## Start Exercise inputs

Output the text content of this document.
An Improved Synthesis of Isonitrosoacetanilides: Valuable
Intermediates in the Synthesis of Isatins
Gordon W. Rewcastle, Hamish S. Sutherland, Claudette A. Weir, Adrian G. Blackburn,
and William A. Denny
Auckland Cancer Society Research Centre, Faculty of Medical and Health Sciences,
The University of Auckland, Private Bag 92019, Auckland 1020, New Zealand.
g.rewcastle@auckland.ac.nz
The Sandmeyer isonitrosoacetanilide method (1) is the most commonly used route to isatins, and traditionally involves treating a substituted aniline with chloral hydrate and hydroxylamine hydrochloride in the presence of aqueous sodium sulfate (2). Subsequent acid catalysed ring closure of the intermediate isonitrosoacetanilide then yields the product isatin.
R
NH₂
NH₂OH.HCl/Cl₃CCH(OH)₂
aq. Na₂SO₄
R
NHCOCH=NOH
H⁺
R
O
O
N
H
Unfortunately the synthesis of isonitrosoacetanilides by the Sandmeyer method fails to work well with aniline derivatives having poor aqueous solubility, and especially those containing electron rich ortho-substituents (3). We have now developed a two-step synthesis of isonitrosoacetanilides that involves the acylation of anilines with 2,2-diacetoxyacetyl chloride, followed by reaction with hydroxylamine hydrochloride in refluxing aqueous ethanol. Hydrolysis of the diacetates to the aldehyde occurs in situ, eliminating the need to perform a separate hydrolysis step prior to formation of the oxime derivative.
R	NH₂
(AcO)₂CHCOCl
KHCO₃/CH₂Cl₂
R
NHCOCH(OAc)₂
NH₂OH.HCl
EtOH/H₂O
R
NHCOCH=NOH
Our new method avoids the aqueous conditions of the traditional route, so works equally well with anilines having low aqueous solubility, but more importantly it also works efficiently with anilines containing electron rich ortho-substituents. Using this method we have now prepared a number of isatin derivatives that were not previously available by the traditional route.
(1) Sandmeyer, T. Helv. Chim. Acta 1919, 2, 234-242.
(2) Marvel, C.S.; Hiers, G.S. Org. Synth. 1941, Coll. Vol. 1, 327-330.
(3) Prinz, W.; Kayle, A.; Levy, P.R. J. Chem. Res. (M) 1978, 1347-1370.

## End Exercise inputs

**Problem description**.
Repeat each of the entries above precisely as given.

**Answer for the task**.
Output the text content of this document.
An Improved Synthesis of Isonitrosoacetanilides: Valuable
Intermediates in the Synthesis of Isatins
Gordon W. Rewcastle, Hamish S. Sutherland, Claudette A. Weir, Adrian G. Blackburn,
and William A. Denny
Auckland Cancer Society Research Centre, Faculty of Medical and Health Sciences,
The University of Auckland, Private Bag 92019, Auckland 1020, New Zealand.
g.rewcastle@auckland.ac.nz
The Sandmeyer isonitrosoacetanilide method (1) is the most commonly used route to isatins, and traditionally involves treating a substituted aniline with chloral hydrate and hydroxylamine hydrochloride in the presence of aqueous sodium sulfate (2). Subsequent acid catalysed ring closure of the intermediate isonitrosoacetanilide then yields the product isatin.
R
NH₂
NH₂OH.HCl/Cl₃CCH(OH)₂
aq. Na₂SO₄
R
NHCOCH=NOH
H⁺
R
O
O
N
H
Unfortunately the synthesis of isonitrosoacetanilides by the Sandmeyer method fails to work well with aniline derivatives having poor aqueous solubility, and especially those containing electron rich ortho-substituents (3). We have now developed a two-step synthesis of isonitrosoacetanilides that involves the acylation of anilines with 2,2-diacetoxyacetyl chloride, followed by reaction with hydroxylamine hydrochloride in refluxing aqueous ethanol. Hydrolysis of the diacetates to the aldehyde occurs in situ, eliminating the need to perform a separate hydrolysis step prior to formation of the oxime derivative.
R	NH₂
(AcO)₂CHCOCl
KHCO₃/CH₂Cl₂
R
NHCOCH(OAc)₂
NH₂OH.HCl
EtOH/H₂O
R
NHCOCH=NOH
Our new method avoids the aqueous conditions of the traditional route, so works equally well with anilines having low aqueous solubility, but more importantly it also works efficiently with anilines containing electron rich ortho-substituents. Using this method we have now prepared a number of isatin derivatives that were not previously available by the traditional route.
(1) Sandmeyer, T. Helv. Chim. Acta 1919, 2, 234-242.
(2) Marvel, C.S.; Hiers, G.S. Org. Synth. 1941, Coll. Vol. 1, 327-330.
(3) Prinz, W.; Kayle, A.; Levy, P.R. J. Chem. Res. (M) 1978, 1347-1370.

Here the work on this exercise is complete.